START
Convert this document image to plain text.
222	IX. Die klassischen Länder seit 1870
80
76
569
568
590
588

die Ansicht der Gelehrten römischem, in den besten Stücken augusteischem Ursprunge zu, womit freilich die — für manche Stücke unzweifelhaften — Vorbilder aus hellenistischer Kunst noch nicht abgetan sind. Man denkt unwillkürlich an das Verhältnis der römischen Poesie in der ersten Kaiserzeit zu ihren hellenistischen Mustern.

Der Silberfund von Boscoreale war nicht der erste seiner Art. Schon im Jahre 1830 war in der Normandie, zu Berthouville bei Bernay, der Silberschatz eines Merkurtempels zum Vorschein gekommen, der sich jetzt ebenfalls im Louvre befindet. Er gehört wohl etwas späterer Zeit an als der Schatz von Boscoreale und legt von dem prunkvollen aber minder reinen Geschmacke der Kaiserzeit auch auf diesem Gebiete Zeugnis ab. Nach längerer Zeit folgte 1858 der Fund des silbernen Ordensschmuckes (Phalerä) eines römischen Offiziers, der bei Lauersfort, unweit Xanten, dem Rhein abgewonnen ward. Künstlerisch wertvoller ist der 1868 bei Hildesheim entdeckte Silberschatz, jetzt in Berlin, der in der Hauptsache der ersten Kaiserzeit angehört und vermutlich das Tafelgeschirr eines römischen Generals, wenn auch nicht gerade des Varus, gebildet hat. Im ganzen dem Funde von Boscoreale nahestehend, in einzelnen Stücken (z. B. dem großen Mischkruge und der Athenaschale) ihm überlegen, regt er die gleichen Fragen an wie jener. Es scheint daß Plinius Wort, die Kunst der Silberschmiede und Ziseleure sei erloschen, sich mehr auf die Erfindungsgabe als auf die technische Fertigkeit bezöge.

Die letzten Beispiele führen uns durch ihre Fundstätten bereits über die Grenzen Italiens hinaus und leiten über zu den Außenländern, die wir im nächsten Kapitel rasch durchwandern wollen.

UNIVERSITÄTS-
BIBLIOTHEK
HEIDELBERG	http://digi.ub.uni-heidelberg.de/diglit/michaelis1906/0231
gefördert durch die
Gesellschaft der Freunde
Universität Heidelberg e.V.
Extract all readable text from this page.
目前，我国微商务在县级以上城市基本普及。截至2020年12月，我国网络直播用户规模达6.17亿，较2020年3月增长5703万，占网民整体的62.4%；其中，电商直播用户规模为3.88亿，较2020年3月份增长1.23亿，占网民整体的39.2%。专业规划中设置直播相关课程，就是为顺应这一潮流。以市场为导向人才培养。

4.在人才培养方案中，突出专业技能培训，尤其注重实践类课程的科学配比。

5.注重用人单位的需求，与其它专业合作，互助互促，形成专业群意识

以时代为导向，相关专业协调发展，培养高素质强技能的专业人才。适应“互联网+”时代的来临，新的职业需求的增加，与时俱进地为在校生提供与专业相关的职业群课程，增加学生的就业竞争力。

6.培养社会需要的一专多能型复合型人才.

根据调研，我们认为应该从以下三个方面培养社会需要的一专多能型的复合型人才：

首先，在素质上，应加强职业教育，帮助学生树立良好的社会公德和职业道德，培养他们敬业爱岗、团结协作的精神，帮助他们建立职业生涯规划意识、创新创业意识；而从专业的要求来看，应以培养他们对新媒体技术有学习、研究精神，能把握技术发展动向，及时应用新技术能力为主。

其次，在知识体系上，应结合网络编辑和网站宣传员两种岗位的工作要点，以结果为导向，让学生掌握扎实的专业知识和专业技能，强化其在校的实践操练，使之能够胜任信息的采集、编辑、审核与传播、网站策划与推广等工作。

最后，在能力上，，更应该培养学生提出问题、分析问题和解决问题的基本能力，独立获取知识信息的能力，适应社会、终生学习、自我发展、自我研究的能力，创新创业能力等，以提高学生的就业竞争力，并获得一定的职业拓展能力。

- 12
END
*YOUR TASK*
Within the records, how many lines include "nicht"? The answer is the number and nothing else.

*RESULT*
2